┌─ TEXT SEGMENT

1782 – Sonnerat on Sanchin?

Pierre Sonnerat (1748 - 1814).

Pierre Sonnerat (1748 – 1814).

Pierre Sonnerat (1748 – 1814) was a French natural scientists and explorer. Betwen 1774 and 1781 he traveled China, among others. His experiences were published in a 1782 narrative. Therein he also described Chinese martial arts-related techniques. These are reminiscent of some of the more Chinese-influenced martial arts system still found in Okinawa today. For instance, the following description might as well refer to the kata called Sanchin, and Hojo-undo.

« Les Chinois sont bien faits, lestes & forts dans le badinage ; mais dans une dispute sérieuse, toutes leurs petites supercheries disparoissent, la crainte & la lâcheté l’emportent & les obligent à prendre la fuite. Dès leur bas âge, ils s’étudient à lever des poids de cent & cent cinquante livres, jusqu’à ce qu’ils puissent les élever au-dessus de leur tête, à bras tendu. Sept à huits sacs remplis de terre & pendus au plancher, sont encore des champions contre lesquels ils s’exercent à se battre. Ils se mettent dans le milieu des différens sacs, les agitent & tachent d’en éviter les coups ; ils ont une manière de roidir leurs muscles, qu’ils appellent se rendre dur ; & quand ils luttent, ils s’en servent avantageusement contre leur adversaire, parce qu’ils roidissent la partie menacée du coup, & celui qui le donne se fait plus mal qu’il n’en fait à celui qui le reçoit. »

In the very first part, were Sonnerat says that the Chinese run away when push comes to shove, is an example of colonialist arrogance and cultural eurocentrism of the time. It is similar to today, when we still interpret karate – espcecially historical karate – in Western terms. It is followed by a part that deals with bag and weight training; I think everyone knows respective practices.

└─

_TASKS TO PERFORM_.
**1.** In the Sonnerat text, why does the quoted passage say that stiffening the muscles gives a fighter an advantage when wrestling?
**2.** List every year that the Sonnerat text mentions.
**3.** Rewrite the Sonnerat text from "In the very" to "knows respective practices.", substituting "kung fu" for "karate".

┌─ INFORMATION PROVIDED

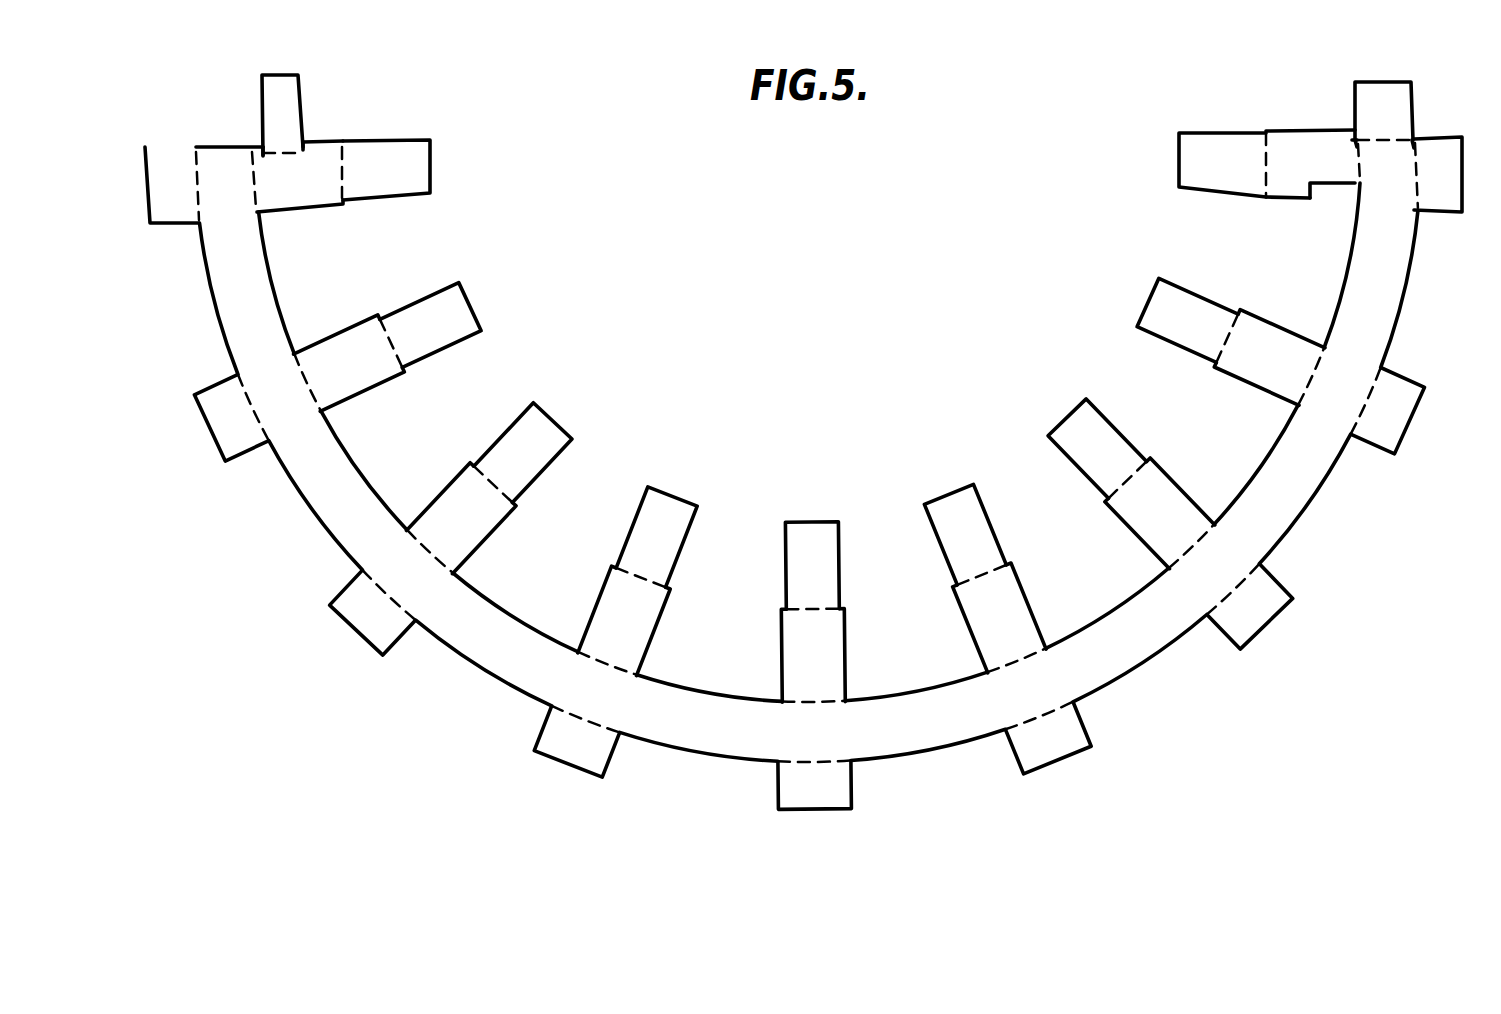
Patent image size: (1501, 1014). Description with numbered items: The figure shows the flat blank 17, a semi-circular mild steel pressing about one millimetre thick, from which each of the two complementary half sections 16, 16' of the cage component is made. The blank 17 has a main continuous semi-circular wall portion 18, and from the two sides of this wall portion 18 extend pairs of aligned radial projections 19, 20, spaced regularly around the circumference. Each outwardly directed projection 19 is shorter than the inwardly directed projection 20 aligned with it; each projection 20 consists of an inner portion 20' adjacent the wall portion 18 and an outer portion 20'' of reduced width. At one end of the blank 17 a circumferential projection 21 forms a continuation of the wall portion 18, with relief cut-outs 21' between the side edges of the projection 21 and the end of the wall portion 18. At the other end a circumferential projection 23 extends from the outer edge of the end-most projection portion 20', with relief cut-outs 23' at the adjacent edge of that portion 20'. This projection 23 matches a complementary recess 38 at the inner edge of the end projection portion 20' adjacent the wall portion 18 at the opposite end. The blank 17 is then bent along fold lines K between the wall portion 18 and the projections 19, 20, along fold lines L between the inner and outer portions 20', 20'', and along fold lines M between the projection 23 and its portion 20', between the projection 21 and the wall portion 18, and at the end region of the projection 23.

└─

_LIST OF SOLUTIONS_.
**1.** The fighter stiffens the part of the body that is about to be struck. As a result, the person delivering the blow hurts himself more than he hurts the one receiving it.

**2.** 1748, 1814, 1774, 1781, 1782

**3.**
In the very first part, were Sonnerat says that the Chinese run away when push comes to shove, is an example of colonialist arrogance and cultural eurocentrism of the time. It is similar to today, when we still interpret kung fu – espcecially historical kung fu – in Western terms. It is followed by a part that deals with bag and weight training; I think everyone knows respective practices.